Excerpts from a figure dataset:
## begin

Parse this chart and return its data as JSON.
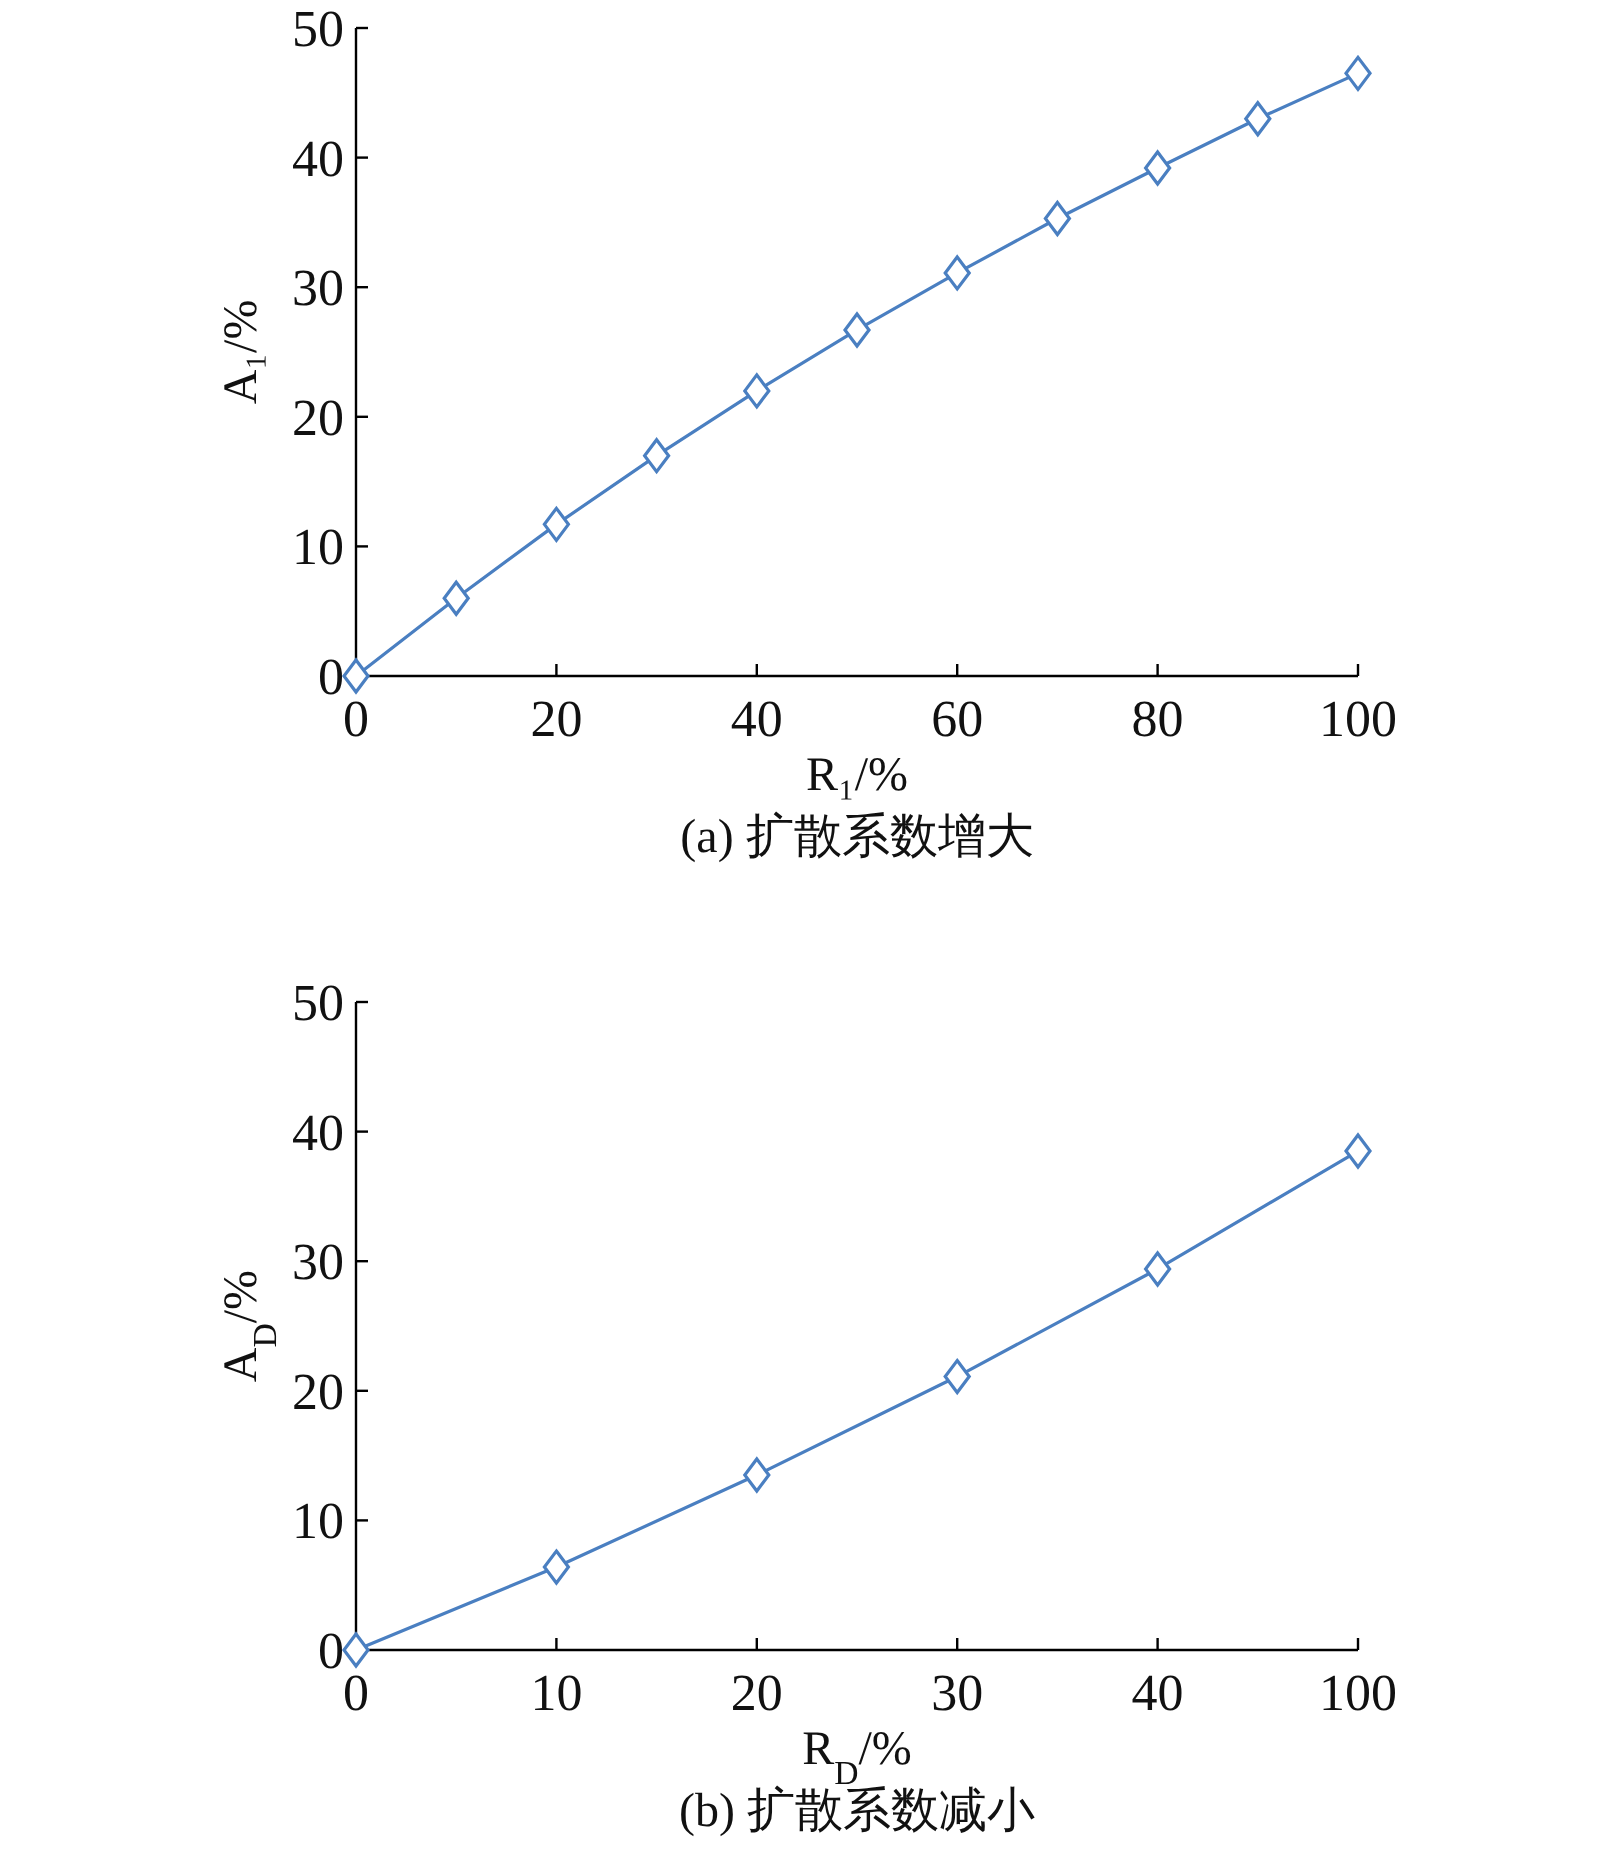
{
  "chart_data": [
    {
      "type": "line",
      "title": "(a) 扩散系数增大",
      "xlabel": "R₁/%",
      "ylabel": "A₁/%",
      "x": [
        0,
        10,
        20,
        30,
        40,
        50,
        60,
        70,
        80,
        90,
        100
      ],
      "series": [
        {
          "color": "#4a7fc1",
          "values": [
            0,
            6,
            11.7,
            17,
            22,
            26.7,
            31.1,
            35.3,
            39.2,
            43,
            46.5
          ]
        }
      ],
      "xlim": [
        0,
        100
      ],
      "xticks": [
        0,
        20,
        40,
        60,
        80,
        100
      ],
      "ylim": [
        0,
        50
      ],
      "yticks": [
        0,
        10,
        20,
        30,
        40,
        50
      ],
      "marker": "diamond",
      "line_style": "solid",
      "grid": false
    },
    {
      "type": "line",
      "title": "(b) 扩散系数减小",
      "xlabel": "R$_{D}$/%",
      "ylabel": "A$_{D}$/%",
      "categories": [
        "0",
        "10",
        "20",
        "30",
        "40",
        "100"
      ],
      "series": [
        {
          "color": "#4a7fc1",
          "values": [
            0,
            6.4,
            13.5,
            21.1,
            29.4,
            38.5
          ]
        }
      ],
      "ylim": [
        0,
        50
      ],
      "yticks": [
        0,
        10,
        20,
        30,
        40,
        50
      ],
      "marker": "diamond",
      "line_style": "solid",
      "grid": false
    }
  ]
}
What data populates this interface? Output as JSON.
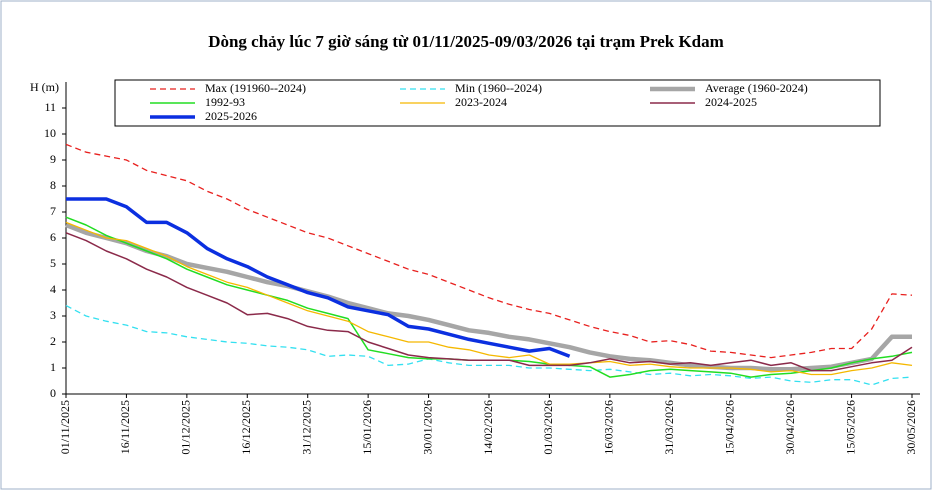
{
  "chart_data": {
    "type": "line",
    "title": "Dòng chảy lúc 7 giờ sáng từ 01/11/2025-09/03/2026 tại trạm Prek Kdam",
    "y_label": "H (m)",
    "categories": [
      "01/11/2025",
      null,
      null,
      "16/11/2025",
      null,
      null,
      "01/12/2025",
      null,
      null,
      "16/12/2025",
      null,
      null,
      "31/12/2025",
      null,
      null,
      "15/01/2026",
      null,
      null,
      "30/01/2026",
      null,
      null,
      "14/02/2026",
      null,
      null,
      "01/03/2026",
      null,
      null,
      "16/03/2026",
      null,
      null,
      "31/03/2026",
      null,
      null,
      "15/04/2026",
      null,
      null,
      "30/04/2026",
      null,
      null,
      "15/05/2026",
      null,
      null,
      "30/05/2026"
    ],
    "ylim": [
      0,
      12
    ],
    "yticks": [
      0,
      1,
      2,
      3,
      4,
      5,
      6,
      7,
      8,
      9,
      10,
      11
    ],
    "grid": false,
    "series": [
      {
        "name": "Max (191960--2024)",
        "color": "#e8201e",
        "line_style": "dashed",
        "values": [
          9.6,
          9.3,
          9.15,
          9.0,
          8.6,
          8.4,
          8.2,
          7.8,
          7.5,
          7.1,
          6.8,
          6.5,
          6.2,
          6.0,
          5.7,
          5.4,
          5.1,
          4.8,
          4.6,
          4.3,
          4.0,
          3.7,
          3.45,
          3.25,
          3.1,
          2.85,
          2.6,
          2.4,
          2.25,
          2.0,
          2.05,
          1.9,
          1.65,
          1.6,
          1.5,
          1.4,
          1.5,
          1.6,
          1.75,
          1.75,
          2.5,
          3.85,
          3.8
        ]
      },
      {
        "name": "Min (1960--2024)",
        "color": "#33e0f0",
        "line_style": "dashed",
        "values": [
          3.4,
          3.0,
          2.8,
          2.65,
          2.4,
          2.35,
          2.2,
          2.1,
          2.0,
          1.95,
          1.85,
          1.8,
          1.7,
          1.45,
          1.5,
          1.45,
          1.1,
          1.15,
          1.35,
          1.2,
          1.1,
          1.1,
          1.1,
          1.0,
          1.0,
          0.95,
          0.9,
          0.95,
          0.85,
          0.75,
          0.8,
          0.7,
          0.75,
          0.7,
          0.6,
          0.65,
          0.5,
          0.45,
          0.55,
          0.55,
          0.35,
          0.6,
          0.65
        ]
      },
      {
        "name": "Average (1960-2024)",
        "color": "#a6a6a6",
        "line_style": "solid",
        "values": [
          6.5,
          6.2,
          6.0,
          5.8,
          5.5,
          5.3,
          5.0,
          4.85,
          4.7,
          4.5,
          4.3,
          4.15,
          3.95,
          3.75,
          3.5,
          3.3,
          3.1,
          3.0,
          2.85,
          2.65,
          2.45,
          2.35,
          2.2,
          2.1,
          1.95,
          1.8,
          1.6,
          1.45,
          1.35,
          1.3,
          1.2,
          1.1,
          1.05,
          1.0,
          1.0,
          0.95,
          0.95,
          1.0,
          1.05,
          1.2,
          1.35,
          2.2,
          2.2
        ]
      },
      {
        "name": "1992-93",
        "color": "#22dd22",
        "line_style": "solid",
        "values": [
          6.8,
          6.5,
          6.1,
          5.8,
          5.5,
          5.2,
          4.8,
          4.5,
          4.2,
          4.0,
          3.8,
          3.6,
          3.3,
          3.1,
          2.9,
          1.7,
          1.55,
          1.4,
          1.35,
          1.35,
          1.3,
          1.3,
          1.3,
          1.25,
          1.15,
          1.1,
          1.05,
          0.65,
          0.75,
          0.9,
          0.95,
          0.9,
          0.85,
          0.8,
          0.65,
          0.75,
          0.8,
          0.9,
          1.0,
          1.2,
          1.35,
          1.45,
          1.6
        ]
      },
      {
        "name": "2023-2024",
        "color": "#f5b800",
        "line_style": "solid",
        "values": [
          6.6,
          6.3,
          6.0,
          5.9,
          5.6,
          5.3,
          4.9,
          4.6,
          4.3,
          4.1,
          3.8,
          3.5,
          3.2,
          3.0,
          2.8,
          2.4,
          2.2,
          2.0,
          2.0,
          1.8,
          1.7,
          1.5,
          1.4,
          1.5,
          1.15,
          1.15,
          1.2,
          1.25,
          1.1,
          1.15,
          1.05,
          1.0,
          1.0,
          1.0,
          0.95,
          0.85,
          0.9,
          0.75,
          0.75,
          0.9,
          1.0,
          1.2,
          1.1
        ]
      },
      {
        "name": "2024-2025",
        "color": "#8b2a4a",
        "line_style": "solid",
        "values": [
          6.2,
          5.9,
          5.5,
          5.2,
          4.8,
          4.5,
          4.1,
          3.8,
          3.5,
          3.05,
          3.1,
          2.9,
          2.6,
          2.45,
          2.4,
          2.0,
          1.75,
          1.5,
          1.4,
          1.35,
          1.3,
          1.3,
          1.3,
          1.1,
          1.1,
          1.1,
          1.2,
          1.35,
          1.2,
          1.25,
          1.15,
          1.2,
          1.1,
          1.2,
          1.3,
          1.1,
          1.2,
          0.9,
          0.9,
          1.05,
          1.2,
          1.3,
          1.8
        ]
      },
      {
        "name": "2025-2026",
        "color": "#0b2fe0",
        "line_style": "solid",
        "values": [
          7.5,
          7.5,
          7.5,
          7.2,
          6.6,
          6.6,
          6.2,
          5.6,
          5.2,
          4.9,
          4.5,
          4.2,
          3.9,
          3.7,
          3.35,
          3.2,
          3.05,
          2.6,
          2.5,
          2.3,
          2.1,
          1.95,
          1.8,
          1.65,
          1.75,
          1.45,
          null,
          null,
          null,
          null,
          null,
          null,
          null,
          null,
          null,
          null,
          null,
          null,
          null,
          null,
          null,
          null,
          null
        ]
      }
    ]
  }
}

## end

SHORT EXERCISE
Extract, from the listing above, every line where the string "color" occurs.

TASK ANSWER
          "color": "#4a7fc1",
          "color": "#4a7fc1",
        "color": "#e8201e",
        "color": "#33e0f0",
        "color": "#a6a6a6",
        "color": "#22dd22",
        "color": "#f5b800",
        "color": "#8b2a4a",
        "color": "#0b2fe0",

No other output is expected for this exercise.